BEGIN Supplied text

Reprogrammed alveolar macrophages after pneumonia recovery

Community-acquired pneumonia is a widespread disease with significant morbidity and mortality. Alveolar macrophages are tissue-resident lung cells that play a crucial role in innate immunity against bacteria causing pneumonia. We hypothesized that alveolar macrophages display adaptive characteristics after resolution of bacterial pneumonia. We studied mice one to six months after self-limiting lung infection due to Streptococcus pneumoniae, the most common cause of bacterial pneumonia. Among the myeloid cells recovered from the lung, only alveolar macrophages showed long-term modifications of their surface marker phenotype. The remodeling of alveolar macrophages was: (i) long-lasting (still observed 6 months post infection), (ii) regionally localized (only observed in the affected lobe after lobar pneumonia), and (iii) associated with a macrophage-dependent enhanced lung protection to another pneumococcal serotype. Metabolomic and transcriptomic profiling revealed that alveolar macrophages of mice which recovered from pneumonia had new baseline activities and altered responses to infection. Thus, the enhanced lung protection after mild and self-limiting respiratory infection includes a profound remodeling of alveolar macrophages that is long-lasting, compartmentalized, and manifest across surface receptors, metabolites, and both resting and stimulated transcriptomes. We used microarrays to detail the global program of gene expression for mouse alveolar macrophages sorted from lungs that were naïve or infected more than a month previously, at rest and during an acute (4-hour) infection. Mouse lungs were selected with varying types of infectious history for alveolar macrophage sorting and RNA extraction and hybridization on Affymetrix microarrays. We sought to obtain homogeneous populations of cells at each infection history stage in order to increase the resolution of how infection history influences expression profiles. To that end, we selected mice according to infectious criteria at four settings: not previously infected (Naive mice who receieved saline instead of SP19 a month previously) or previously infected twice with pneumococcus serotype 19F over a one-week interval more than a month previously (Experienced), either at rest (Control) or 4 hours into a current heterotypic infection with pneumococcus serotype 3 (SP3).

END Supplied text
BEGIN Material supplied

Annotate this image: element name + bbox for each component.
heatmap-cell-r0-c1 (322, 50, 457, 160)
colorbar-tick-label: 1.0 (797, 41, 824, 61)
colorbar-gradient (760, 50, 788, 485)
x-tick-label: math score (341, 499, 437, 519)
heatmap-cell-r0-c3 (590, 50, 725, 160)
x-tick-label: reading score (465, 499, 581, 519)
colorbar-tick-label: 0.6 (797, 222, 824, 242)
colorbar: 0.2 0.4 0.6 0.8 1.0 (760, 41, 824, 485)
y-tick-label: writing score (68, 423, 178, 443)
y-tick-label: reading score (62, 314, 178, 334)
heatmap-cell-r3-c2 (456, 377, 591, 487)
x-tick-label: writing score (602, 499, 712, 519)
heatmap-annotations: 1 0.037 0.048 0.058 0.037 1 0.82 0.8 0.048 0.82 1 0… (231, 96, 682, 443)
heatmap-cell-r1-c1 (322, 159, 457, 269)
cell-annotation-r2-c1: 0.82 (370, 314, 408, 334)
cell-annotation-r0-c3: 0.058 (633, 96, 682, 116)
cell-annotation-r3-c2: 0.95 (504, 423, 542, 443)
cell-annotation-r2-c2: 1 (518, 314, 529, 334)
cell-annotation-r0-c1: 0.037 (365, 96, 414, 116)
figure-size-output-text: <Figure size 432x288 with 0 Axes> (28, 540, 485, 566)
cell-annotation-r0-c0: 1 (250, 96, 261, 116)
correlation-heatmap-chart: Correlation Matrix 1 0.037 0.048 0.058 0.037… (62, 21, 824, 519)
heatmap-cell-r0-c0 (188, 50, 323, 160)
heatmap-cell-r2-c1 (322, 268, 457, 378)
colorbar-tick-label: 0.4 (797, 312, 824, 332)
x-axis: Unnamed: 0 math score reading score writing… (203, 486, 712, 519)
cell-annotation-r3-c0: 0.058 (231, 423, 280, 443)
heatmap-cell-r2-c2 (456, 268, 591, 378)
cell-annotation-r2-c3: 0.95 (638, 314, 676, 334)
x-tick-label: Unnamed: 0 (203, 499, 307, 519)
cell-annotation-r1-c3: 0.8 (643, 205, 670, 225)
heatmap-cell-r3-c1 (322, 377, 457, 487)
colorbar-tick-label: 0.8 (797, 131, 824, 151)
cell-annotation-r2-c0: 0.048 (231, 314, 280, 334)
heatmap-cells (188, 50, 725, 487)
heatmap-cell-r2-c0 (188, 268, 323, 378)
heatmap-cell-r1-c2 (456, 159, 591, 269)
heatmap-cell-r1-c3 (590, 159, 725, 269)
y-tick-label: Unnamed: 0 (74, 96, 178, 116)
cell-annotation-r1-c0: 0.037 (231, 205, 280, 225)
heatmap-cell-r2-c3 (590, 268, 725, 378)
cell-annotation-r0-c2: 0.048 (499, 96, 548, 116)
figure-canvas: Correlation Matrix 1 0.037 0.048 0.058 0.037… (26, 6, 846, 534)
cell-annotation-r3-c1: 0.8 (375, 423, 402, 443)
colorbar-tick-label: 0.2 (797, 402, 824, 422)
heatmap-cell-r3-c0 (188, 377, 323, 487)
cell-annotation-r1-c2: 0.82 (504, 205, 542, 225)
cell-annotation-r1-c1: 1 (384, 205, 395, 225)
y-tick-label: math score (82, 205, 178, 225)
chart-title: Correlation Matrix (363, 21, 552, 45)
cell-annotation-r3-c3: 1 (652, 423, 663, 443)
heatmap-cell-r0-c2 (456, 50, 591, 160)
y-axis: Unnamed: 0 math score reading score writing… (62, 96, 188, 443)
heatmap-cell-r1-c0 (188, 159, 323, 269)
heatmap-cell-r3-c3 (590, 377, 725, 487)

END Material supplied

Brief: For each statement, say yes or no to whether it agrees with the text on alveolar macrophages, and quote the words of the text that decide it. (a) The remodeling of alveolar macrophages could still be seen six months after infection. (b) After lobar pneumonia, the remodeling appeared in every lobe of the lung. (c) The Experienced mice had been infected once with pneumococcus serotype 19F.

Response area:
(a) Yes: "long-lasting (still observed 6 months post infection)".
(b) No: "regionally localized (only observed in the affected lobe after lobar pneumonia)".
(c) No: "previously infected twice with pneumococcus serotype 19F over a one-week interval more than a month previously (Experienced)".